» **WHAT THIS TASK INVOLVES**
Restate word for word the lines from the one containing "Convert this document image to plain text." through the end of the listing below, with both ends included.

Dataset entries
------

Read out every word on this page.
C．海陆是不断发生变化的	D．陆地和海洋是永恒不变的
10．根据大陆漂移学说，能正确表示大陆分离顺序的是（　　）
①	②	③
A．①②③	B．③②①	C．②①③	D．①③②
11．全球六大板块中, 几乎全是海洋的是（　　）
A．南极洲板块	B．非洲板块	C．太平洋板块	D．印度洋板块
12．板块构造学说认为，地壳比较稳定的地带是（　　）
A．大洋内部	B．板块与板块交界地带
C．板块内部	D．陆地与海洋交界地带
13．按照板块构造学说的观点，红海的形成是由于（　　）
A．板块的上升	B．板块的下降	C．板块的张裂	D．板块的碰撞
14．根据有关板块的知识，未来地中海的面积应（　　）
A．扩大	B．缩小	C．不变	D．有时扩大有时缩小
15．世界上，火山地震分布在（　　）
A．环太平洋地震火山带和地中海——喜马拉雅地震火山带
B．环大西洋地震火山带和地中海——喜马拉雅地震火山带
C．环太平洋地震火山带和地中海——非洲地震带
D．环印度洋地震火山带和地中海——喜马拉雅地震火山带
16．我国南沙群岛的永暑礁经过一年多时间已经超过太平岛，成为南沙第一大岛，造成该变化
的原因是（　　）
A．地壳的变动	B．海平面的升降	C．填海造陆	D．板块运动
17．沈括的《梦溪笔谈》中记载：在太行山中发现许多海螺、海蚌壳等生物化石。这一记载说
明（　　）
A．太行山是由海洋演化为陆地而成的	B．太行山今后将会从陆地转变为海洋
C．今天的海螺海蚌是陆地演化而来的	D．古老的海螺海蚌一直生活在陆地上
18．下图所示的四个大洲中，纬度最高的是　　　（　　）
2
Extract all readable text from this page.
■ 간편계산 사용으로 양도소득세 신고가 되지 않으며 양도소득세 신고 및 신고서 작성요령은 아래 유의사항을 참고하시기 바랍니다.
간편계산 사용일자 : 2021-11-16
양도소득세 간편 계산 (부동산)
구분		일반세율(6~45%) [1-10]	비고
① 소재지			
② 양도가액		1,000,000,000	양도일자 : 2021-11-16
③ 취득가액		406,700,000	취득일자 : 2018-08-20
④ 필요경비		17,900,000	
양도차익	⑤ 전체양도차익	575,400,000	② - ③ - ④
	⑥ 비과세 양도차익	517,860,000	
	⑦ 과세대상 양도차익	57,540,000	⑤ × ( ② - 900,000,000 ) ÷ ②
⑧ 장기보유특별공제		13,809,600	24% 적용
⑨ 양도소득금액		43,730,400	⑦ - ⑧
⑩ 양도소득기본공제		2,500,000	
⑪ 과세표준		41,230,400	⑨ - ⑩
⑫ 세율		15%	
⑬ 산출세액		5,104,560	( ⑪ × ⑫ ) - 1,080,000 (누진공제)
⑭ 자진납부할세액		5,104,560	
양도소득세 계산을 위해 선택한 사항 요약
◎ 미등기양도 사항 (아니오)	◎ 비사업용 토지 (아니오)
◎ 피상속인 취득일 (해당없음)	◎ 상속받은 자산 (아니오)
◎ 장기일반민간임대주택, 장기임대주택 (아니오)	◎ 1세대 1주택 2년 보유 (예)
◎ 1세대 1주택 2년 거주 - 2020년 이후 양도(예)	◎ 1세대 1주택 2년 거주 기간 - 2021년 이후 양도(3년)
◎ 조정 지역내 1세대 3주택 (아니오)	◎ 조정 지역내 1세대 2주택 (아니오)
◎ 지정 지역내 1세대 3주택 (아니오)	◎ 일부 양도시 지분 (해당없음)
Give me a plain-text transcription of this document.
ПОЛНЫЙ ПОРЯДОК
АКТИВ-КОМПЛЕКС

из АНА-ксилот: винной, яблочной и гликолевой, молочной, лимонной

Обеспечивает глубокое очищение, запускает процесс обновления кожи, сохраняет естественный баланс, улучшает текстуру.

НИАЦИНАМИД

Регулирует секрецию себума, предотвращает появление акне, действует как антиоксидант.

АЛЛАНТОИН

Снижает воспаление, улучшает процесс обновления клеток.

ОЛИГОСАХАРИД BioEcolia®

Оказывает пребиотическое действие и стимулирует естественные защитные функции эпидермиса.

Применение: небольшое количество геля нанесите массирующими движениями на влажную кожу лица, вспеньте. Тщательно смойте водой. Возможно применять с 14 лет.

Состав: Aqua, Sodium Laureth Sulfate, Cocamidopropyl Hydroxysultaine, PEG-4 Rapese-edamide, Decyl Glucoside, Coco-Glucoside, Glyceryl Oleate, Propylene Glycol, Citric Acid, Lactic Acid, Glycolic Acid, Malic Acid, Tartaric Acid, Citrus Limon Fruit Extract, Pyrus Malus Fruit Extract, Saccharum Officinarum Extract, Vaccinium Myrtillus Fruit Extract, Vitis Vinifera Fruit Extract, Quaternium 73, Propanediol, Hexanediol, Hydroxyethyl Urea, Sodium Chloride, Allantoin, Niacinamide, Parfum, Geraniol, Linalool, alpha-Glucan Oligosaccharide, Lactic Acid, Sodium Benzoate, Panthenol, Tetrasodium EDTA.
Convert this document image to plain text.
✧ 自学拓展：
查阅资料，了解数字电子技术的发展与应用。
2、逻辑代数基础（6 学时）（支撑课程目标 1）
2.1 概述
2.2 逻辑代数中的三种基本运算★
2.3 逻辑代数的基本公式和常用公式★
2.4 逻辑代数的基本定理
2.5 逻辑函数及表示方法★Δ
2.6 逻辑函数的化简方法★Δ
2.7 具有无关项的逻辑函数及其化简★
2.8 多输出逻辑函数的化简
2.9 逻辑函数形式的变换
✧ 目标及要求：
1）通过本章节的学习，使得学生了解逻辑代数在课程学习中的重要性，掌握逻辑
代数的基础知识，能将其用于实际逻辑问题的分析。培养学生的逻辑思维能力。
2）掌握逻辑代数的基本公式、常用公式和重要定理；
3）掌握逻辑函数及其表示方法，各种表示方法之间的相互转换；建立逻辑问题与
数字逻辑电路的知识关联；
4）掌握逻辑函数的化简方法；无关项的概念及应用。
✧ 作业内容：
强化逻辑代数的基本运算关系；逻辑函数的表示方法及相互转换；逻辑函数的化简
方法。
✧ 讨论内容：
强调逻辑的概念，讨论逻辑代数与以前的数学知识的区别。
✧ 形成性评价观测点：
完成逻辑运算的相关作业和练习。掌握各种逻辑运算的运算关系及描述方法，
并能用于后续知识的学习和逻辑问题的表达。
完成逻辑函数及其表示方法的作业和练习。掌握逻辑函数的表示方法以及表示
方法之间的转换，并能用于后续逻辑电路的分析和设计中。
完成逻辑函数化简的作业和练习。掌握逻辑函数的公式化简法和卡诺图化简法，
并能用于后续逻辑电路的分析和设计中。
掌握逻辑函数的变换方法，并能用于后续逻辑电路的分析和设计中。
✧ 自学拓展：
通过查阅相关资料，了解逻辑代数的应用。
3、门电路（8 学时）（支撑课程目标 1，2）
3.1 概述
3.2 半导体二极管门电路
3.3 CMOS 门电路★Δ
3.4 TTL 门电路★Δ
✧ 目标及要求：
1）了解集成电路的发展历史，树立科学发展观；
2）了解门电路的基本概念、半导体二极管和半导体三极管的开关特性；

------

» **FULL RESPONSE**
Convert this document image to plain text.
✧ 自学拓展：
查阅资料，了解数字电子技术的发展与应用。
2、逻辑代数基础（6 学时）（支撑课程目标 1）
2.1 概述
2.2 逻辑代数中的三种基本运算★
2.3 逻辑代数的基本公式和常用公式★
2.4 逻辑代数的基本定理
2.5 逻辑函数及表示方法★Δ
2.6 逻辑函数的化简方法★Δ
2.7 具有无关项的逻辑函数及其化简★
2.8 多输出逻辑函数的化简
2.9 逻辑函数形式的变换
✧ 目标及要求：
1）通过本章节的学习，使得学生了解逻辑代数在课程学习中的重要性，掌握逻辑
代数的基础知识，能将其用于实际逻辑问题的分析。培养学生的逻辑思维能力。
2）掌握逻辑代数的基本公式、常用公式和重要定理；
3）掌握逻辑函数及其表示方法，各种表示方法之间的相互转换；建立逻辑问题与
数字逻辑电路的知识关联；
4）掌握逻辑函数的化简方法；无关项的概念及应用。
✧ 作业内容：
强化逻辑代数的基本运算关系；逻辑函数的表示方法及相互转换；逻辑函数的化简
方法。
✧ 讨论内容：
强调逻辑的概念，讨论逻辑代数与以前的数学知识的区别。
✧ 形成性评价观测点：
完成逻辑运算的相关作业和练习。掌握各种逻辑运算的运算关系及描述方法，
并能用于后续知识的学习和逻辑问题的表达。
完成逻辑函数及其表示方法的作业和练习。掌握逻辑函数的表示方法以及表示
方法之间的转换，并能用于后续逻辑电路的分析和设计中。
完成逻辑函数化简的作业和练习。掌握逻辑函数的公式化简法和卡诺图化简法，
并能用于后续逻辑电路的分析和设计中。
掌握逻辑函数的变换方法，并能用于后续逻辑电路的分析和设计中。
✧ 自学拓展：
通过查阅相关资料，了解逻辑代数的应用。
3、门电路（8 学时）（支撑课程目标 1，2）
3.1 概述
3.2 半导体二极管门电路
3.3 CMOS 门电路★Δ
3.4 TTL 门电路★Δ
✧ 目标及要求：
1）了解集成电路的发展历史，树立科学发展观；
2）了解门电路的基本概念、半导体二极管和半导体三极管的开关特性；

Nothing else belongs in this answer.